EXERCISE ->
Restate the records below word for word.

THE INPUT ->
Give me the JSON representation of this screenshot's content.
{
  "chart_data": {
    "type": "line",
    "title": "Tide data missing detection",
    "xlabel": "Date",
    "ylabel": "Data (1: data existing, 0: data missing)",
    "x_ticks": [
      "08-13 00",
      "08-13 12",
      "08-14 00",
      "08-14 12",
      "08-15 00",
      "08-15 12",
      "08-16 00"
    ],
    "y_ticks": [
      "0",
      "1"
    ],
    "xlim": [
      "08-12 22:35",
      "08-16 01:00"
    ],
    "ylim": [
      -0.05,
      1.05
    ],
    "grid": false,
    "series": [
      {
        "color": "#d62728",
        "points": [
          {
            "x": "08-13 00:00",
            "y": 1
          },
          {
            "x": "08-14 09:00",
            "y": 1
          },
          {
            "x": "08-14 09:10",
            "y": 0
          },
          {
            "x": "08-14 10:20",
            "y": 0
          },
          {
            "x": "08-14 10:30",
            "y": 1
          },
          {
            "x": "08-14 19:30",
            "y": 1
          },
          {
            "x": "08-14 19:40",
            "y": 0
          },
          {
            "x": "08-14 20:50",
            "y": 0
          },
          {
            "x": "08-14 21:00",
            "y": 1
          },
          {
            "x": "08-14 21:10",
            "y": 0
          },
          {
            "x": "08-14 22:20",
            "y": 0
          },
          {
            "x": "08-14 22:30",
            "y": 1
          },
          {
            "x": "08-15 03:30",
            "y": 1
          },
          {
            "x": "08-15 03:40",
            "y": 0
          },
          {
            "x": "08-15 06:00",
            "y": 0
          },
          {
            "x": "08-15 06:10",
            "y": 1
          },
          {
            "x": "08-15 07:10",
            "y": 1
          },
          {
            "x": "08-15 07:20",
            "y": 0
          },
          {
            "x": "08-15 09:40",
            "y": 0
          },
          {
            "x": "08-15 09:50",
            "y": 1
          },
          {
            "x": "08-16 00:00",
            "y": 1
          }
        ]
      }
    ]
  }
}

TASK OUTPUT ->
Give me the JSON representation of this screenshot's content.
{
  "chart_data": {
    "type": "line",
    "title": "Tide data missing detection",
    "xlabel": "Date",
    "ylabel": "Data (1: data existing, 0: data missing)",
    "x_ticks": [
      "08-13 00",
      "08-13 12",
      "08-14 00",
      "08-14 12",
      "08-15 00",
      "08-15 12",
      "08-16 00"
    ],
    "y_ticks": [
      "0",
      "1"
    ],
    "xlim": [
      "08-12 22:35",
      "08-16 01:00"
    ],
    "ylim": [
      -0.05,
      1.05
    ],
    "grid": false,
    "series": [
      {
        "color": "#d62728",
        "points": [
          {
            "x": "08-13 00:00",
            "y": 1
          },
          {
            "x": "08-14 09:00",
            "y": 1
          },
          {
            "x": "08-14 09:10",
            "y": 0
          },
          {
            "x": "08-14 10:20",
            "y": 0
          },
          {
            "x": "08-14 10:30",
            "y": 1
          },
          {
            "x": "08-14 19:30",
            "y": 1
          },
          {
            "x": "08-14 19:40",
            "y": 0
          },
          {
            "x": "08-14 20:50",
            "y": 0
          },
          {
            "x": "08-14 21:00",
            "y": 1
          },
          {
            "x": "08-14 21:10",
            "y": 0
          },
          {
            "x": "08-14 22:20",
            "y": 0
          },
          {
            "x": "08-14 22:30",
            "y": 1
          },
          {
            "x": "08-15 03:30",
            "y": 1
          },
          {
            "x": "08-15 03:40",
            "y": 0
          },
          {
            "x": "08-15 06:00",
            "y": 0
          },
          {
            "x": "08-15 06:10",
            "y": 1
          },
          {
            "x": "08-15 07:10",
            "y": 1
          },
          {
            "x": "08-15 07:20",
            "y": 0
          },
          {
            "x": "08-15 09:40",
            "y": 0
          },
          {
            "x": "08-15 09:50",
            "y": 1
          },
          {
            "x": "08-16 00:00",
            "y": 1
          }
        ]
      }
    ]
  }
}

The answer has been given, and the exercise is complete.